Return all lines that include the string "MPC処理CLPE".

————

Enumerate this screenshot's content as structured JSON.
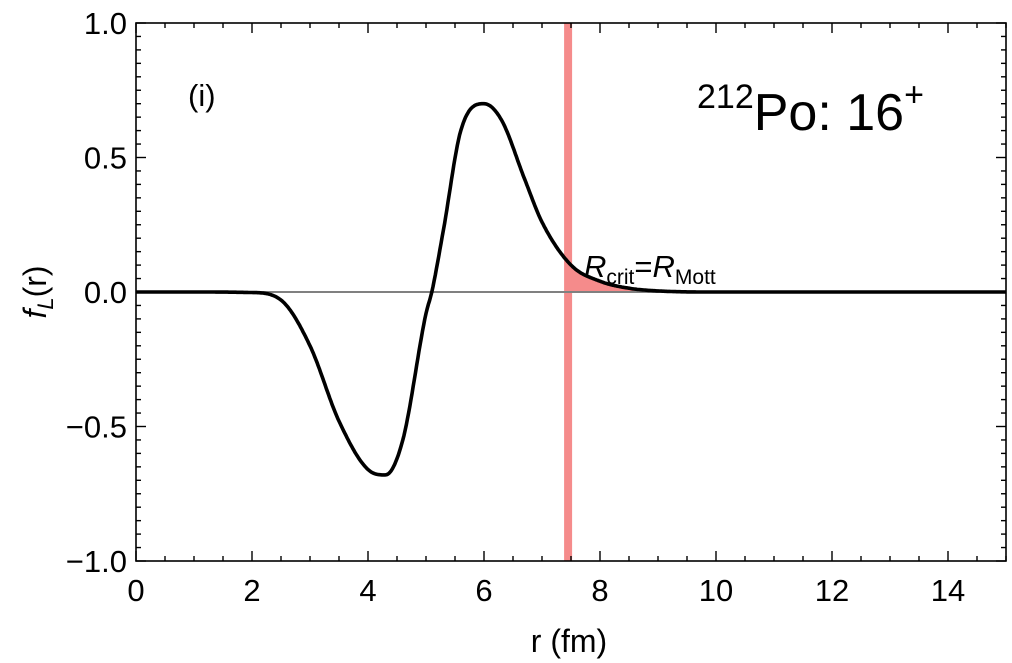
{
  "chart_data": {
    "type": "line",
    "panel_label": "(i)",
    "title_parts": {
      "mass": "212",
      "element": "Po: 16",
      "sup": "+"
    },
    "xlabel": "r (fm)",
    "ylabel": {
      "base": "f",
      "sub": "L",
      "rest": "(r)"
    },
    "xlim": [
      0,
      15
    ],
    "ylim": [
      -1.0,
      1.0
    ],
    "x_ticks": [
      "0",
      "2",
      "4",
      "6",
      "8",
      "10",
      "12",
      "14"
    ],
    "y_ticks": [
      "−1.0",
      "−0.5",
      "0.0",
      "0.5",
      "1.0"
    ],
    "grid": false,
    "series": [
      {
        "color": "#000000",
        "x": [
          0,
          1,
          2,
          2.5,
          3,
          3.5,
          4,
          4.3,
          4.6,
          5,
          5.1,
          5.3,
          5.6,
          6,
          6.3,
          6.7,
          7,
          7.5,
          8,
          8.5,
          9,
          10,
          12,
          15
        ],
        "y": [
          0,
          0,
          -0.002,
          -0.03,
          -0.2,
          -0.48,
          -0.66,
          -0.68,
          -0.55,
          -0.08,
          0.0,
          0.23,
          0.6,
          0.7,
          0.64,
          0.42,
          0.26,
          0.1,
          0.04,
          0.014,
          0.004,
          0.0,
          0.0,
          0.0
        ]
      }
    ],
    "zero_line": {
      "y": 0.0,
      "color": "#808080"
    },
    "vertical_band": {
      "x": 7.45,
      "color": "#f58b8b"
    },
    "shaded_region": {
      "x_from": 7.45,
      "color": "#f58b8b"
    },
    "annotation": {
      "R1": "R",
      "sub1": "crit",
      "eq": "=",
      "R2": "R",
      "sub2": "Mott",
      "x": 7.75,
      "y": 0.03
    }
  }
}
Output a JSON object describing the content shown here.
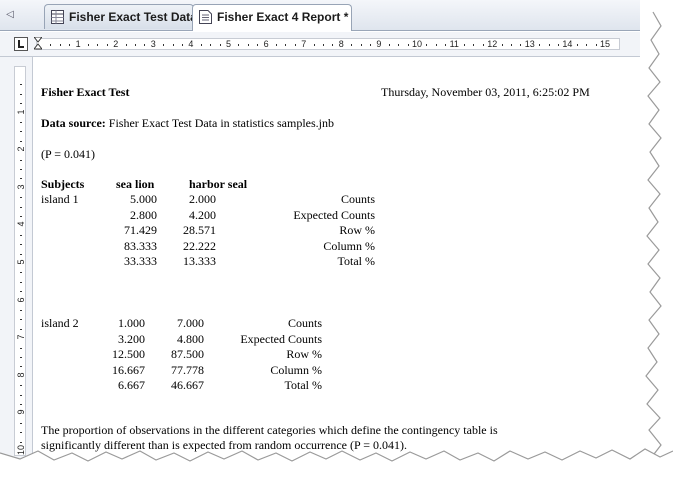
{
  "tabs": [
    {
      "label": "Fisher Exact Test Data"
    },
    {
      "label": "Fisher Exact 4 Report *"
    }
  ],
  "ruler": {
    "h_numbers": [
      "1",
      "2",
      "3",
      "4",
      "5",
      "6",
      "7",
      "8",
      "9",
      "10",
      "11",
      "12",
      "13",
      "14",
      "15"
    ],
    "v_numbers": [
      "1",
      "2",
      "3",
      "4",
      "5",
      "6",
      "7",
      "8",
      "9",
      "10"
    ]
  },
  "report": {
    "title": "Fisher Exact Test",
    "timestamp": "Thursday, November 03, 2011, 6:25:02 PM",
    "data_source_label": "Data source:",
    "data_source_value": "Fisher Exact Test Data in statistics samples.jnb",
    "p_value": "(P = 0.041)",
    "headers": {
      "subjects": "Subjects",
      "col1": "sea lion",
      "col2": "harbor seal"
    },
    "group1": {
      "name": "island 1",
      "rows": [
        {
          "a": "5.000",
          "b": "2.000",
          "label": "Counts"
        },
        {
          "a": "2.800",
          "b": "4.200",
          "label": "Expected Counts"
        },
        {
          "a": "71.429",
          "b": "28.571",
          "label": "Row %"
        },
        {
          "a": "83.333",
          "b": "22.222",
          "label": "Column %"
        },
        {
          "a": "33.333",
          "b": "13.333",
          "label": "Total %"
        }
      ]
    },
    "group2": {
      "name": "island 2",
      "rows": [
        {
          "a": "1.000",
          "b": "7.000",
          "label": "Counts"
        },
        {
          "a": "3.200",
          "b": "4.800",
          "label": "Expected Counts"
        },
        {
          "a": "12.500",
          "b": "87.500",
          "label": "Row %"
        },
        {
          "a": "16.667",
          "b": "77.778",
          "label": "Column %"
        },
        {
          "a": "6.667",
          "b": "46.667",
          "label": "Total %"
        }
      ]
    },
    "conclusion_line1": "The proportion of observations in the different categories which define the contingency table is",
    "conclusion_line2": "significantly different than is expected from random occurrence  (P = 0.041)."
  }
}
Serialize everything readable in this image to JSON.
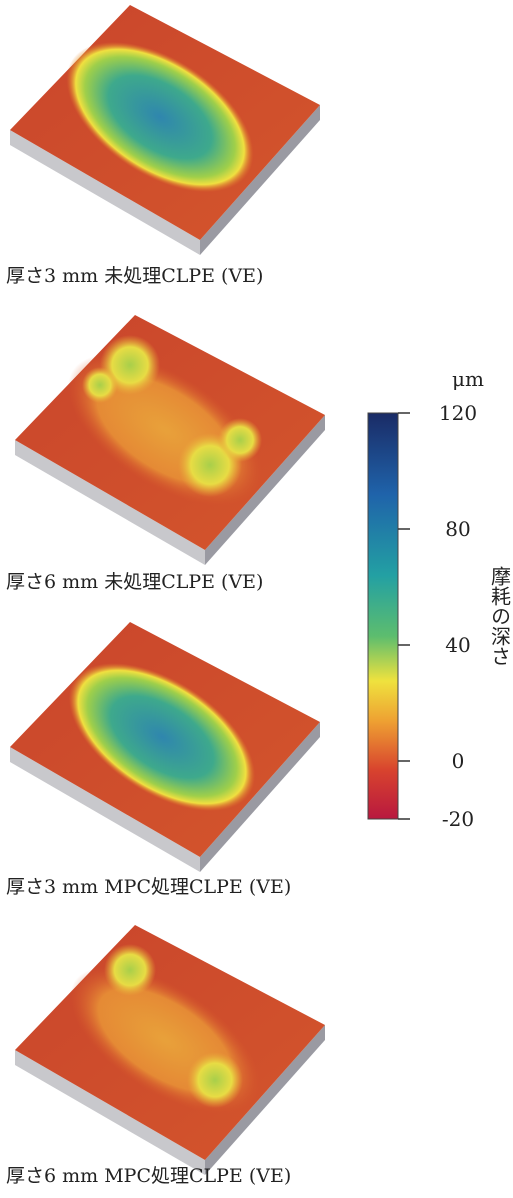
{
  "panels": [
    {
      "caption": "厚さ3 mm 未処理CLPE (VE)"
    },
    {
      "caption": "厚さ6 mm 未処理CLPE (VE)"
    },
    {
      "caption": "厚さ3 mm MPC処理CLPE (VE)"
    },
    {
      "caption": "厚さ6 mm MPC処理CLPE (VE)"
    }
  ],
  "colorbar": {
    "unit": "μm",
    "label": "摩耗の深さ",
    "lim": [
      -20,
      120
    ],
    "ticks": [
      120,
      80,
      40,
      0,
      -20
    ]
  }
}
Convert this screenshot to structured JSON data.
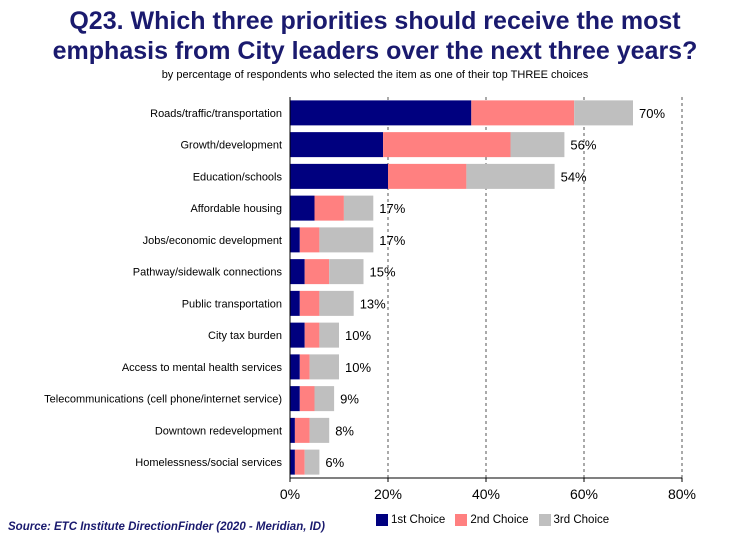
{
  "title_line1": "Q23. Which three priorities should receive the most",
  "title_line2": "emphasis from City leaders over the next three years?",
  "subtitle": "by percentage of respondents who selected the item as one of their top THREE choices",
  "source": "Source:  ETC Institute DirectionFinder (2020 - Meridian, ID)",
  "colors": {
    "first": "#00007f",
    "second": "#ff8080",
    "third": "#bfbfbf"
  },
  "chart_data": {
    "type": "bar",
    "orientation": "horizontal",
    "stacked": true,
    "categories": [
      "Roads/traffic/transportation",
      "Growth/development",
      "Education/schools",
      "Affordable housing",
      "Jobs/economic development",
      "Pathway/sidewalk connections",
      "Public transportation",
      "City tax burden",
      "Access to mental health services",
      "Telecommunications (cell phone/internet service)",
      "Downtown redevelopment",
      "Homelessness/social services"
    ],
    "series": [
      {
        "name": "1st Choice",
        "values": [
          37,
          19,
          20,
          5,
          2,
          3,
          2,
          3,
          2,
          2,
          1,
          1
        ]
      },
      {
        "name": "2nd Choice",
        "values": [
          21,
          26,
          16,
          6,
          4,
          5,
          4,
          3,
          2,
          3,
          3,
          2
        ]
      },
      {
        "name": "3rd Choice",
        "values": [
          12,
          11,
          18,
          6,
          11,
          7,
          7,
          4,
          6,
          4,
          4,
          3
        ]
      }
    ],
    "totals": [
      70,
      56,
      54,
      17,
      17,
      15,
      13,
      10,
      10,
      9,
      8,
      6
    ],
    "total_labels": [
      "70%",
      "56%",
      "54%",
      "17%",
      "17%",
      "15%",
      "13%",
      "10%",
      "10%",
      "9%",
      "8%",
      "6%"
    ],
    "xlim": [
      0,
      80
    ],
    "xticks": [
      0,
      20,
      40,
      60,
      80
    ],
    "xtick_labels": [
      "0%",
      "20%",
      "40%",
      "60%",
      "80%"
    ],
    "grid": "vertical dashed",
    "legend_position": "bottom"
  }
}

————

**Solution to the exercise**
      "caption": "厚さ3 mm MPC処理CLPE (VE)"
      "caption": "厚さ6 mm MPC処理CLPE (VE)"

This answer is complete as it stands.